**Exercise**
Copy out the entries below word for word, beginning at the line that contains "List all visible" and stopping after the line that contains "checkbox-mb-seconds[interactable] <box>194 284". Leave the pictures out.

**Data in this exercise**

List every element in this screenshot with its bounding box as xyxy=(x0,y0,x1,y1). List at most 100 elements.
==
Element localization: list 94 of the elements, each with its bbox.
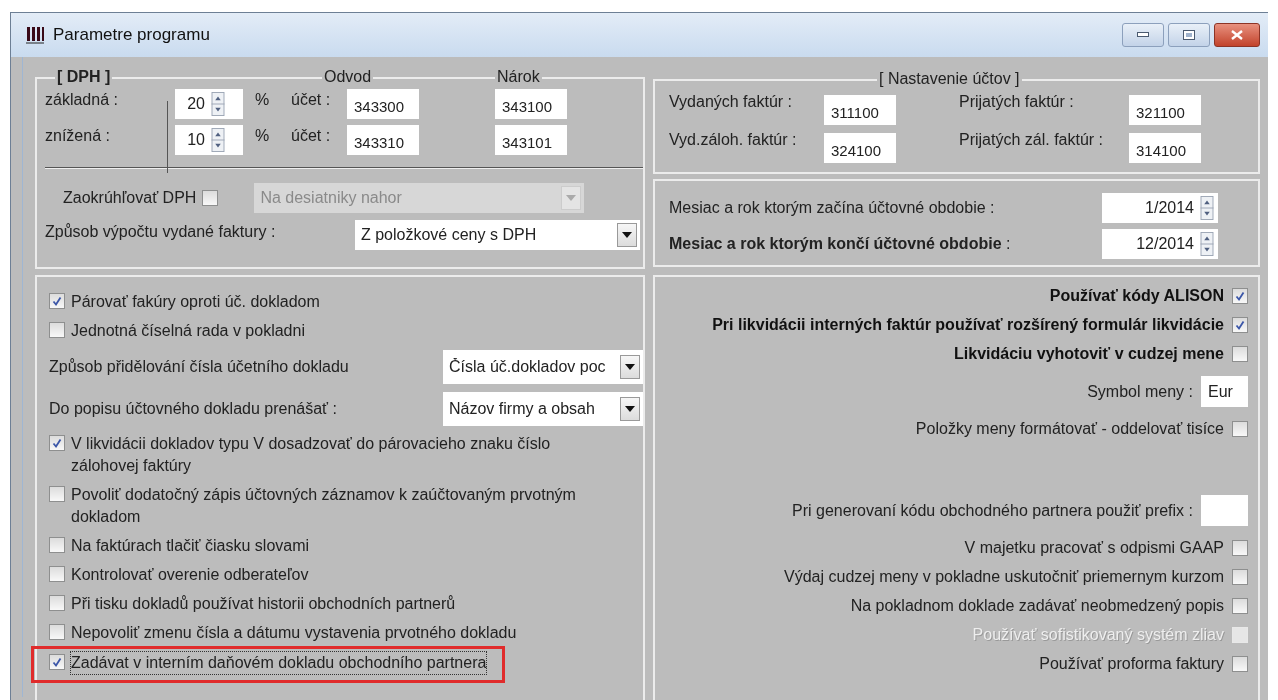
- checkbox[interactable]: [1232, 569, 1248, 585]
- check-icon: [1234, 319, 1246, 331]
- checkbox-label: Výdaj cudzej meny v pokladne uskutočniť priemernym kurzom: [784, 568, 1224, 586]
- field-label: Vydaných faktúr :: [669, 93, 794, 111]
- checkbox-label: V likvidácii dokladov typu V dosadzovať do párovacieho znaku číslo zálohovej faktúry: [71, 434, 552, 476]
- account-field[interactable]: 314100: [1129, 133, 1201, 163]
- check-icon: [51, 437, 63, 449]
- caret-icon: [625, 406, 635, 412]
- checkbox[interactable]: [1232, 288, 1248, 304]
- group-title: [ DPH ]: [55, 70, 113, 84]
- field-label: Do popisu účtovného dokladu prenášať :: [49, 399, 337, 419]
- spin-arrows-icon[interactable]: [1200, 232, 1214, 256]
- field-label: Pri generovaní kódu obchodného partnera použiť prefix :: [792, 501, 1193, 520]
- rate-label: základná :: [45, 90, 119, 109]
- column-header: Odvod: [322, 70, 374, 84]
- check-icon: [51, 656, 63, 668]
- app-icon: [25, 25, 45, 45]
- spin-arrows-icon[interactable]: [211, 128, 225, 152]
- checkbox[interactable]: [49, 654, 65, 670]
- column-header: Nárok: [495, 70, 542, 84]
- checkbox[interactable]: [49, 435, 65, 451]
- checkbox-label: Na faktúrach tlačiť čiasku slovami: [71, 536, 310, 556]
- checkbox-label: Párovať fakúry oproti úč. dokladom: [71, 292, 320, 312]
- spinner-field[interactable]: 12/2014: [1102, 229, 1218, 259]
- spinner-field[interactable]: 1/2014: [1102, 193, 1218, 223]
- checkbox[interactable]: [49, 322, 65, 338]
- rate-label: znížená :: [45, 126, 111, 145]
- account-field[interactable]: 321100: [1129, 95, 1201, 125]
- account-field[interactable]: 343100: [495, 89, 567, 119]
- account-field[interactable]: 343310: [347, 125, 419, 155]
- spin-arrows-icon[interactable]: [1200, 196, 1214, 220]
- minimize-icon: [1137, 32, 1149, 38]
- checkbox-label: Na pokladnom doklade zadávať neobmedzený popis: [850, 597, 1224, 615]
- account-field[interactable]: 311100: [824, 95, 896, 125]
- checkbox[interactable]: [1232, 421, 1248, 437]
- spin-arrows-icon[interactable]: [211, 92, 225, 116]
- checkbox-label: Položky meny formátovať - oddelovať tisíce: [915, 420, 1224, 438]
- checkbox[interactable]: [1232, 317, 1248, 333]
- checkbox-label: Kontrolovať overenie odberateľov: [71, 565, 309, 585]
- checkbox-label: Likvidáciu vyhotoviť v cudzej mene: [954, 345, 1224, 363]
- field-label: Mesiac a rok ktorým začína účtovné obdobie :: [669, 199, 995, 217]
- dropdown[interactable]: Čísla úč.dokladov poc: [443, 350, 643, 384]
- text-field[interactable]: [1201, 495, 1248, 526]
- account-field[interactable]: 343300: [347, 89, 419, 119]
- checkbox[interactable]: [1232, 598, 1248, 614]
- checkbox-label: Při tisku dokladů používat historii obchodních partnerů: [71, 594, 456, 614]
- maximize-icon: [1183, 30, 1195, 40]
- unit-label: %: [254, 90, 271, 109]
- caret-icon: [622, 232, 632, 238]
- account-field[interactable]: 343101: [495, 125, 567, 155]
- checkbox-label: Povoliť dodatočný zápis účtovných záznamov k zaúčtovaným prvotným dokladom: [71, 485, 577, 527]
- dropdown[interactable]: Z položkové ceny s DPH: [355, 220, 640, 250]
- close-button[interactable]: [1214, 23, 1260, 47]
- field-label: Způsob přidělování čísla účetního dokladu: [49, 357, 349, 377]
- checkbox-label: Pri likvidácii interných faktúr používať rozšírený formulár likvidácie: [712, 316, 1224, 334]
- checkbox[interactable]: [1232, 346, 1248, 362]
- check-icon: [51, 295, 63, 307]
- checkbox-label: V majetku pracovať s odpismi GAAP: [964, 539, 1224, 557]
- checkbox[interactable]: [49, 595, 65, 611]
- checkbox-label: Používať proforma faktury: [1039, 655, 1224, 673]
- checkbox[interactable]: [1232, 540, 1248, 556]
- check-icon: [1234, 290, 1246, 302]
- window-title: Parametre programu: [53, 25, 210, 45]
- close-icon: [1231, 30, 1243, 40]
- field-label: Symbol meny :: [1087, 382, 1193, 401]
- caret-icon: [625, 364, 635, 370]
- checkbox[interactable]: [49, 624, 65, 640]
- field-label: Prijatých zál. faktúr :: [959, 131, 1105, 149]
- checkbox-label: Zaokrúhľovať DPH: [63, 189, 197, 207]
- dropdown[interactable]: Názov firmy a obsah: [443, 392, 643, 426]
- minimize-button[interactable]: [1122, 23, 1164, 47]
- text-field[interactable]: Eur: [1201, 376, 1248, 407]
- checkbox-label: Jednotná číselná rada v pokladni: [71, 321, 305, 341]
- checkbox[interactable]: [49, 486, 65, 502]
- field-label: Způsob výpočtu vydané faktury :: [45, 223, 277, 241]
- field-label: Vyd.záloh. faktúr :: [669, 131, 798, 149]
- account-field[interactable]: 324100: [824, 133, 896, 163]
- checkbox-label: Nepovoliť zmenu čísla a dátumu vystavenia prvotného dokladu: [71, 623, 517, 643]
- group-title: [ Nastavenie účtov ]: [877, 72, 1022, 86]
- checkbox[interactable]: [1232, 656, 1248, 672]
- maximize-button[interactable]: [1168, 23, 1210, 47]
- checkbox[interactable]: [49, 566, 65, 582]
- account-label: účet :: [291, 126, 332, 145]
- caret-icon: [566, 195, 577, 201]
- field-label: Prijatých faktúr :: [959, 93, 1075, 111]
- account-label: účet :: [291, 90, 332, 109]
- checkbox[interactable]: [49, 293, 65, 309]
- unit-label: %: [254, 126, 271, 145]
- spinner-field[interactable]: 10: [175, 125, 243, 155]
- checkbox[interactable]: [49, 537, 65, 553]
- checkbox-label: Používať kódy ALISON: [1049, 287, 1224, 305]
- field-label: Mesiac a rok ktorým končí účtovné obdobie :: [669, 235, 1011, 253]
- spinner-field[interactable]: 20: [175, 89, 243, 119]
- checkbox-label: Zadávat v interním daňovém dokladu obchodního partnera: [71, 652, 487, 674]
...
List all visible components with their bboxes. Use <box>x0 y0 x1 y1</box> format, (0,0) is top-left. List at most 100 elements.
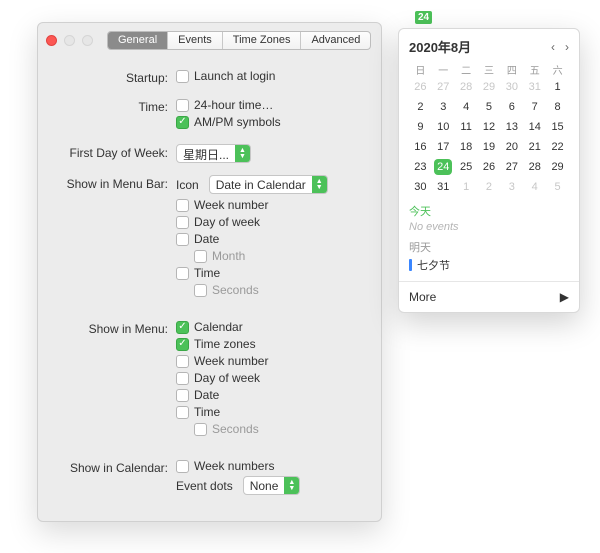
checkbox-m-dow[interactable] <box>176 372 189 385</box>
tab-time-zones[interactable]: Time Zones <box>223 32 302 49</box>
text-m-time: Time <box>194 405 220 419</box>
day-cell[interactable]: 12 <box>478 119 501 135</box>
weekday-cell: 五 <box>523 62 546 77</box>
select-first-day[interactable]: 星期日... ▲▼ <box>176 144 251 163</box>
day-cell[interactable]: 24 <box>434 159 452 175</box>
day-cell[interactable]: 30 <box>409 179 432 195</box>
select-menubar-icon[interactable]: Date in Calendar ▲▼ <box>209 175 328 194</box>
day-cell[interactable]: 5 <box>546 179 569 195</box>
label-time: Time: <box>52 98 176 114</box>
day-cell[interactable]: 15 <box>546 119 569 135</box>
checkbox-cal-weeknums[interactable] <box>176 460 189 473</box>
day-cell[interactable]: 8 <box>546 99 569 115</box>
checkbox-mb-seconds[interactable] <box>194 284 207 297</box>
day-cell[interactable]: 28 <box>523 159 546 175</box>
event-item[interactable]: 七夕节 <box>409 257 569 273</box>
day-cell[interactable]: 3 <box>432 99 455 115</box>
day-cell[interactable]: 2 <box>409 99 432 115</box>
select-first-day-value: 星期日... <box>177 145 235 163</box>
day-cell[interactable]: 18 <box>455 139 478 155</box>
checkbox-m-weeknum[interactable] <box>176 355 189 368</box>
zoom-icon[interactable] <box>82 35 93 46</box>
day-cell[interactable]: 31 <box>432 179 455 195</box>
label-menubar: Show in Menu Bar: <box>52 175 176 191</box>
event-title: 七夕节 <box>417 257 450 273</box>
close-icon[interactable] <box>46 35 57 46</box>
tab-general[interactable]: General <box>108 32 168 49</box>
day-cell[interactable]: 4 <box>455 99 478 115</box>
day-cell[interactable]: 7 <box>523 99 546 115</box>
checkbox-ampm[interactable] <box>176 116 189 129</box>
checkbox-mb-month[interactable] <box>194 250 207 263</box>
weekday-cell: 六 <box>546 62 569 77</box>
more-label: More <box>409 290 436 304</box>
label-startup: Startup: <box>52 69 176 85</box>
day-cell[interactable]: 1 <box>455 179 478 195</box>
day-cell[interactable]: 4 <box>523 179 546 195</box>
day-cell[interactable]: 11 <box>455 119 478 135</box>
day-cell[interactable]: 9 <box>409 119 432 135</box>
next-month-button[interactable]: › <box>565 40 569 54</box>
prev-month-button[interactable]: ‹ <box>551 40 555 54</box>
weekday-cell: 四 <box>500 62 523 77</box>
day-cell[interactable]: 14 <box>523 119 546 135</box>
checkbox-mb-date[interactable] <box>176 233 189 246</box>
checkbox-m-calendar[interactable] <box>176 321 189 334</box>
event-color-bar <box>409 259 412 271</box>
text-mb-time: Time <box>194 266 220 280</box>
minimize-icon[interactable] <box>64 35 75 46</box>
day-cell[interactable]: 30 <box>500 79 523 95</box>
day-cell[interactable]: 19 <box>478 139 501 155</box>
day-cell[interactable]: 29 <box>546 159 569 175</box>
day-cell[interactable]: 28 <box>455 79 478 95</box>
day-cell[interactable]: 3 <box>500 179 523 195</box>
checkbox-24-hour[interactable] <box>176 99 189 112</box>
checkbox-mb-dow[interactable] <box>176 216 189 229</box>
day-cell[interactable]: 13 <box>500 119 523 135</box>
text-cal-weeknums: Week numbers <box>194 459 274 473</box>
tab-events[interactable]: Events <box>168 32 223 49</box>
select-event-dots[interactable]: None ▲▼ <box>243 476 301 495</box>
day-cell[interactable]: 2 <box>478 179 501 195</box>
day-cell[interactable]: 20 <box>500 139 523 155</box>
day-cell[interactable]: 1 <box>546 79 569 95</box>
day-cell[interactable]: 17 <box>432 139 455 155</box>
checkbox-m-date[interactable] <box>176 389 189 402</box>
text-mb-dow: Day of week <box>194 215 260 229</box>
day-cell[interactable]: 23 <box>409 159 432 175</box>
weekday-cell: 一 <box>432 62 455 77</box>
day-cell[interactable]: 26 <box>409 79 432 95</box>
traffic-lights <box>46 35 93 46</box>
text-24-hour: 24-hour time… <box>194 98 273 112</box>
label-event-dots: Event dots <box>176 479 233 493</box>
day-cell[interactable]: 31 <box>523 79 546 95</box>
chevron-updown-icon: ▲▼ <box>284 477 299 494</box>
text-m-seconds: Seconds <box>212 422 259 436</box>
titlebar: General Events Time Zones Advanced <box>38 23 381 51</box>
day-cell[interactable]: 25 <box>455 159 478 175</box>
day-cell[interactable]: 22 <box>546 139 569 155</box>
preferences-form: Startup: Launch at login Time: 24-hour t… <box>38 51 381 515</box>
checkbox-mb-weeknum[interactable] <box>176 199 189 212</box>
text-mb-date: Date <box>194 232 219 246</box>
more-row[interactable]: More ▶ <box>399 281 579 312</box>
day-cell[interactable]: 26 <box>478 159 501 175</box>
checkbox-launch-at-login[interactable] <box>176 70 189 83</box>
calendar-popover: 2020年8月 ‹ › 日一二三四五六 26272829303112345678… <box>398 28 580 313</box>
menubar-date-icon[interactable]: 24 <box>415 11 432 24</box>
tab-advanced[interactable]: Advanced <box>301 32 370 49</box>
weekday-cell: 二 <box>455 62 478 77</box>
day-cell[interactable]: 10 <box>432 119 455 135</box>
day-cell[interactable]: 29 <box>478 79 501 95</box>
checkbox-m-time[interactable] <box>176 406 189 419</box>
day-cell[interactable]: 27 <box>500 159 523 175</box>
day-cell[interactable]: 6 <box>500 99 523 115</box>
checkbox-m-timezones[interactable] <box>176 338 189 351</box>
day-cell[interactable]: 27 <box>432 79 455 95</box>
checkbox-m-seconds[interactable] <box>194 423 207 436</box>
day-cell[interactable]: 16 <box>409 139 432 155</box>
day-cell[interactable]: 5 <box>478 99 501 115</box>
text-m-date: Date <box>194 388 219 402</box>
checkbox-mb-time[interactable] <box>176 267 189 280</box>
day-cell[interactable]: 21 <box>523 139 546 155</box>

**Worked answer**
List all visible components with their bboxes. Use <box>x0 y0 x1 y1</box> format, (0,0) is top-left. List at most 100 elements.
checkbox-m-dow[interactable] <box>176 372 189 385</box>
tab-time-zones[interactable]: Time Zones <box>223 32 302 49</box>
text-m-time: Time <box>194 405 220 419</box>
day-cell[interactable]: 12 <box>478 119 501 135</box>
weekday-cell: 五 <box>523 62 546 77</box>
select-first-day[interactable]: 星期日... ▲▼ <box>176 144 251 163</box>
day-cell[interactable]: 24 <box>434 159 452 175</box>
day-cell[interactable]: 30 <box>409 179 432 195</box>
select-menubar-icon[interactable]: Date in Calendar ▲▼ <box>209 175 328 194</box>
day-cell[interactable]: 5 <box>546 179 569 195</box>
label-time: Time: <box>52 98 176 114</box>
day-cell[interactable]: 15 <box>546 119 569 135</box>
checkbox-cal-weeknums[interactable] <box>176 460 189 473</box>
day-cell[interactable]: 8 <box>546 99 569 115</box>
checkbox-mb-seconds[interactable] <box>194 284 207 297</box>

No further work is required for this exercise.